>> Start INPUT FOR THIS TASK
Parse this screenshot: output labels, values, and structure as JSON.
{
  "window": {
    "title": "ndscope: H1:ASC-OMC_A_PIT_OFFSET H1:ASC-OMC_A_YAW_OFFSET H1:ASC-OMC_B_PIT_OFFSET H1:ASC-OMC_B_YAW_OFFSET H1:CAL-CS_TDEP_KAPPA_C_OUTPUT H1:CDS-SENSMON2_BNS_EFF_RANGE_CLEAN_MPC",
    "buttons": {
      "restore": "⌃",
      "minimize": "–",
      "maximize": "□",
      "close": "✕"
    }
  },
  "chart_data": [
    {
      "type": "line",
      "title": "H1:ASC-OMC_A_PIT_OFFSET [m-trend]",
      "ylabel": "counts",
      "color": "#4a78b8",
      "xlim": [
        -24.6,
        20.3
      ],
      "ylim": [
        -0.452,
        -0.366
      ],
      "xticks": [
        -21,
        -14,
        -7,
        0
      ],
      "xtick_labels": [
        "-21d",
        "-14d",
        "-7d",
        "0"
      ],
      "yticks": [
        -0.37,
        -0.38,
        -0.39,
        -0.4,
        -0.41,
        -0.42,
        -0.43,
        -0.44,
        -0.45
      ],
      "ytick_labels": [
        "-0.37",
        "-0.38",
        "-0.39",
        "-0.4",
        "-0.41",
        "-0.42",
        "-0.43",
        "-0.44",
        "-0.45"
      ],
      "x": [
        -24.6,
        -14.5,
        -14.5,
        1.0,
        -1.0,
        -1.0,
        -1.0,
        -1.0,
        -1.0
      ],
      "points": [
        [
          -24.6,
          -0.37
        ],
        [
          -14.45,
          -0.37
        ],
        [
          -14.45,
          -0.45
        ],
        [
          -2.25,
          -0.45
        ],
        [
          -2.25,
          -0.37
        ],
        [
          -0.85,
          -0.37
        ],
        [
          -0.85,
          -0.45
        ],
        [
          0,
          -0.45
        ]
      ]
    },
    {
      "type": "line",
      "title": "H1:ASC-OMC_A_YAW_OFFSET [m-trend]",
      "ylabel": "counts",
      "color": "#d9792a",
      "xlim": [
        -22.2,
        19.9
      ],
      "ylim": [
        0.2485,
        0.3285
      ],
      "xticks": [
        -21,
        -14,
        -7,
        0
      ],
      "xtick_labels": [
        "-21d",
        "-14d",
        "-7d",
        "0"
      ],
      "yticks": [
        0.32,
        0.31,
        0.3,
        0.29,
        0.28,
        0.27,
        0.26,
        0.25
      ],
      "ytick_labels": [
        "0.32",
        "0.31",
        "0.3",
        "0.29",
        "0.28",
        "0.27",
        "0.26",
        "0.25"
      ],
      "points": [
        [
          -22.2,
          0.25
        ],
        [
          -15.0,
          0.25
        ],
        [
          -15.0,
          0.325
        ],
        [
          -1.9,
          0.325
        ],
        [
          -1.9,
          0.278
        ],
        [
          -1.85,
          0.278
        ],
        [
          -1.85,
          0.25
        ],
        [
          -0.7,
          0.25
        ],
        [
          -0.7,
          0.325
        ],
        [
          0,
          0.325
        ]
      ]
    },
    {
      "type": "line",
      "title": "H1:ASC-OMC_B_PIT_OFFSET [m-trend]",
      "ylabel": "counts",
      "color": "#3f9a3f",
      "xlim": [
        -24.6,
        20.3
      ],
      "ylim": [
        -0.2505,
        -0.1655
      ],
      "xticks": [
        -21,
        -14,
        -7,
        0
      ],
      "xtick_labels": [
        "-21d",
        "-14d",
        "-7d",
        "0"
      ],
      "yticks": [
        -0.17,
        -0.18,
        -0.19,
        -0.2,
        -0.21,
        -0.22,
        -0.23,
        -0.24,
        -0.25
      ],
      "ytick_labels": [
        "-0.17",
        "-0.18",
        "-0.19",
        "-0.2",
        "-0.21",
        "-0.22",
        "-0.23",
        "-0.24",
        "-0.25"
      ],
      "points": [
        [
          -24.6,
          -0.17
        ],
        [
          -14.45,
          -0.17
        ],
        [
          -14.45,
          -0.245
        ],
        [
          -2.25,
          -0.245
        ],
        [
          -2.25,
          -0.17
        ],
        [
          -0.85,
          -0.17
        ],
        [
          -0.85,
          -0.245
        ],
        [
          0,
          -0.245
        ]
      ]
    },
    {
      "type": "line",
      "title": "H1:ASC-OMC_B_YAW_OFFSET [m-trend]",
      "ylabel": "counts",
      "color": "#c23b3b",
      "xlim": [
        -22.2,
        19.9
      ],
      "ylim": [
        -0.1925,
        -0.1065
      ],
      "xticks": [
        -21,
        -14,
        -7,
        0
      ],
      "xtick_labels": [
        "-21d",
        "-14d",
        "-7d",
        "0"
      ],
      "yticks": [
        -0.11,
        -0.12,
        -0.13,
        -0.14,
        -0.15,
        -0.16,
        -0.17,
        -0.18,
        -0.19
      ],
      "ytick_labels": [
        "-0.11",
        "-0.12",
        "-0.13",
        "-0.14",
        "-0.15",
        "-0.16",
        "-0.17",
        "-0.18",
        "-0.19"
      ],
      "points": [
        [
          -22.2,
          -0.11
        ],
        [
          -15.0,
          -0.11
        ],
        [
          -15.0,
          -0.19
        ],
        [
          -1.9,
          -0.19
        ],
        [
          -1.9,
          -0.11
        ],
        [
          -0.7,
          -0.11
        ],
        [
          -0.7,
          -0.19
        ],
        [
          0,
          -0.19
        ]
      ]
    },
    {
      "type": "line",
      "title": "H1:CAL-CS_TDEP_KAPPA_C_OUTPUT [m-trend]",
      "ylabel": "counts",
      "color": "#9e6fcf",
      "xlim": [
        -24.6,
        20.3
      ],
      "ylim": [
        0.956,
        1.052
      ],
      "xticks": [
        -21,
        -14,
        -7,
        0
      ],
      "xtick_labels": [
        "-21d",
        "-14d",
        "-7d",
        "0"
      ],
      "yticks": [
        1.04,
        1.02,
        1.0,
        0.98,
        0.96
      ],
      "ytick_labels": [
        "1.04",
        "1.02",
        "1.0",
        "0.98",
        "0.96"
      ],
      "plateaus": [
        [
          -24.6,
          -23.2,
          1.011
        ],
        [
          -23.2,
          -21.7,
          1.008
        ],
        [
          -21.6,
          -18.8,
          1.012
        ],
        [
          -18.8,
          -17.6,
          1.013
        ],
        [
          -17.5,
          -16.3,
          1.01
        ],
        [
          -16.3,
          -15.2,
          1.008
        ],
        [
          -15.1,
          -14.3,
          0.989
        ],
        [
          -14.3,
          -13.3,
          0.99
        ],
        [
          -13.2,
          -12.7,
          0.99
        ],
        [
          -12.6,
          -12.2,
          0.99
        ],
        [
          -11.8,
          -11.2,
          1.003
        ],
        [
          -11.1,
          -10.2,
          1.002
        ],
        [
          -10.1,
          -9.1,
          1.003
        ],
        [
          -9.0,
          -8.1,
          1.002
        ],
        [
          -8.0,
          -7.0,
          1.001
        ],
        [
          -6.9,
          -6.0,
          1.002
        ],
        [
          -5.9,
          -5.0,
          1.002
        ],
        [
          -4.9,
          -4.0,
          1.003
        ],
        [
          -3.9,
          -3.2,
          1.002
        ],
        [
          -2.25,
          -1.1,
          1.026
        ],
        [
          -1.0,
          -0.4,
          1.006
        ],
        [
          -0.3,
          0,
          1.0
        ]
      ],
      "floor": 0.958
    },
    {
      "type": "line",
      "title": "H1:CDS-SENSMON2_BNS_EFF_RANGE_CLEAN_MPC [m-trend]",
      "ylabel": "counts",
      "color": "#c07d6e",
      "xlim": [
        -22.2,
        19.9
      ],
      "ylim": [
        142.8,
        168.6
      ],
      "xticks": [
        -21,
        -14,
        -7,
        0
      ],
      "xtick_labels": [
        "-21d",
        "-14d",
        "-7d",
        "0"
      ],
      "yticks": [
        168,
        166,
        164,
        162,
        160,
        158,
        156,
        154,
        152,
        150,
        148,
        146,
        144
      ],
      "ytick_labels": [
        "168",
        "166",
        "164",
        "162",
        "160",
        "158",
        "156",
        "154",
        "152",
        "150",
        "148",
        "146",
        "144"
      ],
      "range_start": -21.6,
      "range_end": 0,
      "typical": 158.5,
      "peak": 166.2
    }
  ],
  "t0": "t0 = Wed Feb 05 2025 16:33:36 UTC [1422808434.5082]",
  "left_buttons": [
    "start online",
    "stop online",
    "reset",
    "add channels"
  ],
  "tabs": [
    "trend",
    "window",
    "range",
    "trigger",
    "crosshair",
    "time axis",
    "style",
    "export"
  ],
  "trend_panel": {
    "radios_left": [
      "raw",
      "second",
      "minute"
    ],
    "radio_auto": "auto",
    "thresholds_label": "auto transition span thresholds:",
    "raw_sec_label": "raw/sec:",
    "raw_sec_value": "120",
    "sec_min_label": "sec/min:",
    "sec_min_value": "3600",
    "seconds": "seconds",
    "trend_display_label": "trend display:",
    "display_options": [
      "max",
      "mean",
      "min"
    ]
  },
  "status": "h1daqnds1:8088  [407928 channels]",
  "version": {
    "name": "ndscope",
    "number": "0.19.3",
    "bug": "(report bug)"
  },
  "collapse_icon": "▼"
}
>> End INPUT FOR THIS TASK
**STATED TASK**
Only a number is wanted: how many lines of the material above hold "title"?

**SOLUTION FOR THIS PROBLEM**
7